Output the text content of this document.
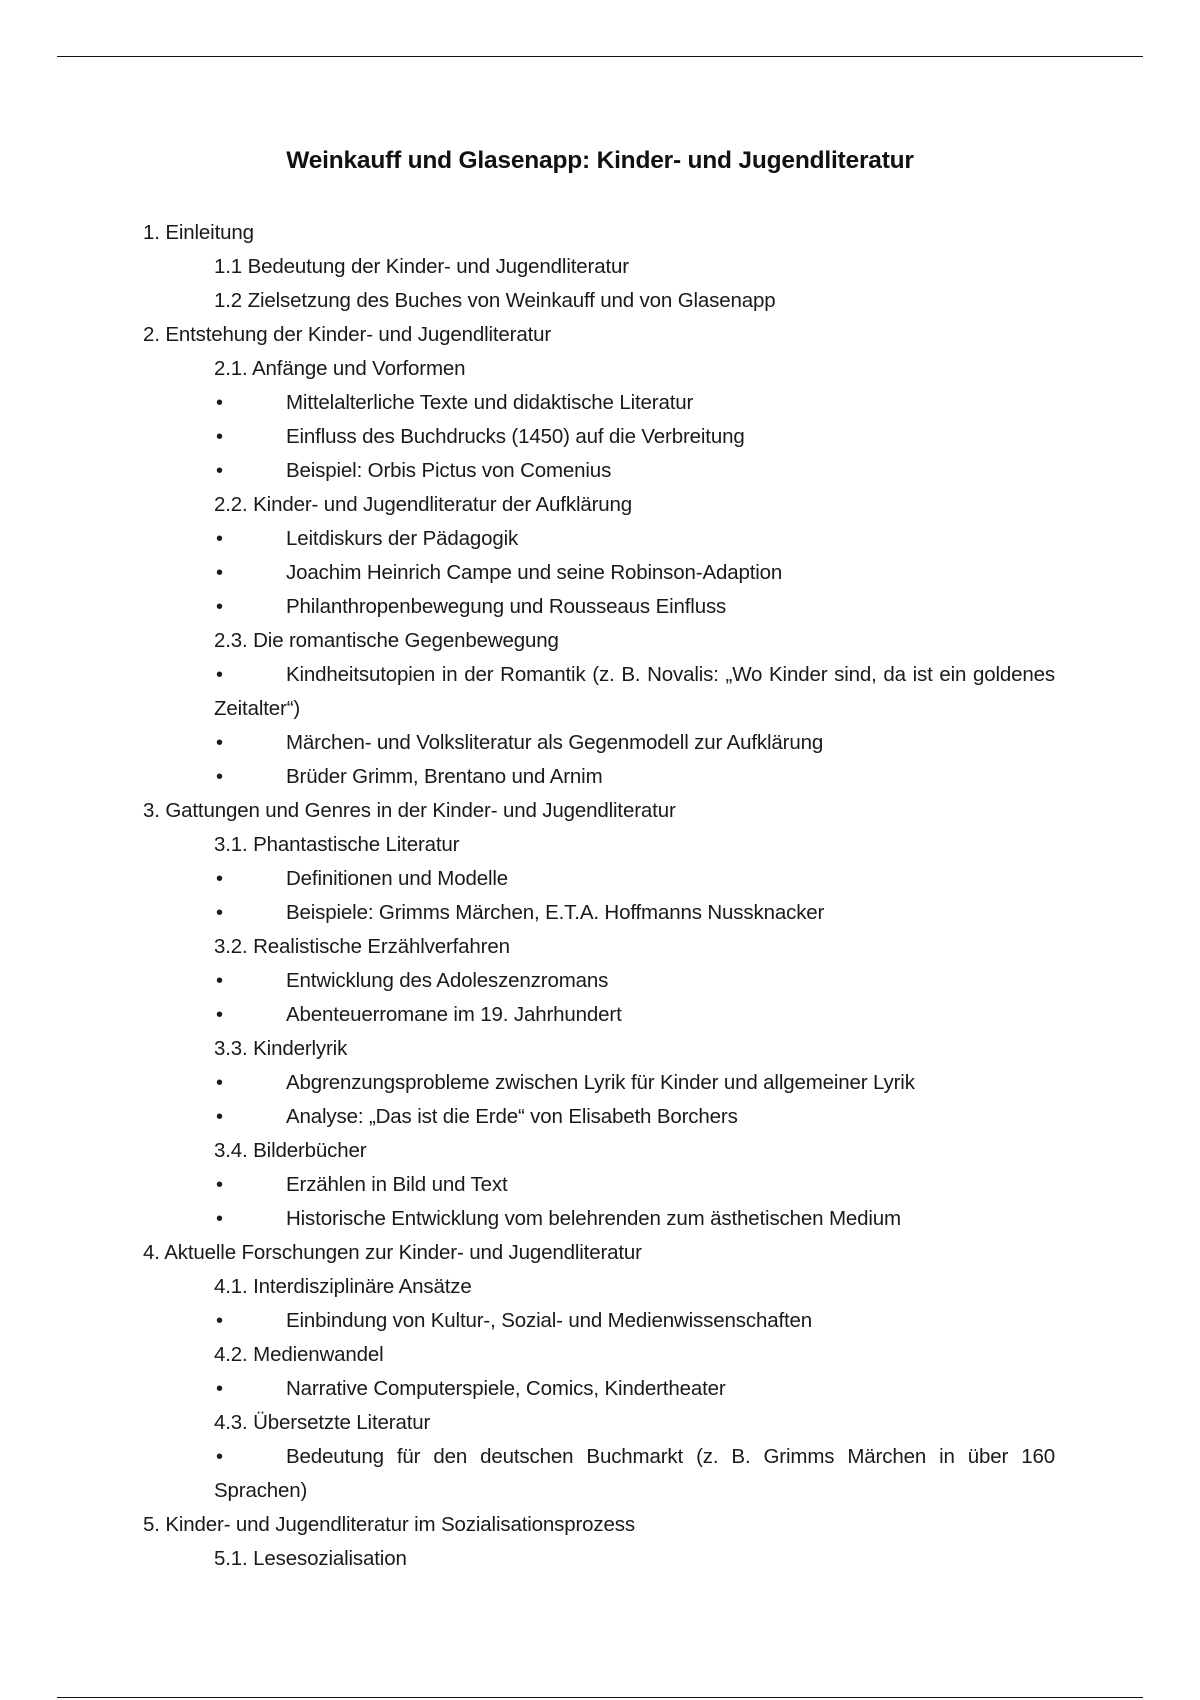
Weinkauff und Glasenapp: Kinder- und Jugendliteratur
1. Einleitung
1.1 Bedeutung der Kinder- und Jugendliteratur
1.2 Zielsetzung des Buches von Weinkauff und von Glasenapp
2. Entstehung der Kinder- und Jugendliteratur
2.1. Anfänge und Vorformen
•	Mittelalterliche Texte und didaktische Literatur
•	Einfluss des Buchdrucks (1450) auf die Verbreitung
•	Beispiel: Orbis Pictus von Comenius
2.2. Kinder- und Jugendliteratur der Aufklärung
•	Leitdiskurs der Pädagogik
•	Joachim Heinrich Campe und seine Robinson-Adaption
•	Philanthropenbewegung und Rousseaus Einfluss
2.3. Die romantische Gegenbewegung
•	Kindheitsutopien in der Romantik (z. B. Novalis: „Wo Kinder sind, da ist ein goldenes Zeitalter“)
•	Märchen- und Volksliteratur als Gegenmodell zur Aufklärung
•	Brüder Grimm, Brentano und Arnim
3. Gattungen und Genres in der Kinder- und Jugendliteratur
3.1. Phantastische Literatur
•	Definitionen und Modelle
•	Beispiele: Grimms Märchen, E.T.A. Hoffmanns Nussknacker
3.2. Realistische Erzählverfahren
•	Entwicklung des Adoleszenzromans
•	Abenteuerromane im 19. Jahrhundert
3.3. Kinderlyrik
•	Abgrenzungsprobleme zwischen Lyrik für Kinder und allgemeiner Lyrik
•	Analyse: „Das ist die Erde“ von Elisabeth Borchers
3.4. Bilderbücher
•	Erzählen in Bild und Text
•	Historische Entwicklung vom belehrenden zum ästhetischen Medium
4. Aktuelle Forschungen zur Kinder- und Jugendliteratur
4.1. Interdisziplinäre Ansätze
•	Einbindung von Kultur-, Sozial- und Medienwissenschaften
4.2. Medienwandel
•	Narrative Computerspiele, Comics, Kindertheater
4.3. Übersetzte Literatur
•	Bedeutung für den deutschen Buchmarkt (z. B. Grimms Märchen in über 160 Sprachen)
5. Kinder- und Jugendliteratur im Sozialisationsprozess
5.1. Lesesozialisation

Given instruction →
Each line that holds the word "Entwicklung" should be extracted from the records.

Answer to the task →
•	Entwicklung des Adoleszenzromans
•	Historische Entwicklung vom belehrenden zum ästhetischen Medium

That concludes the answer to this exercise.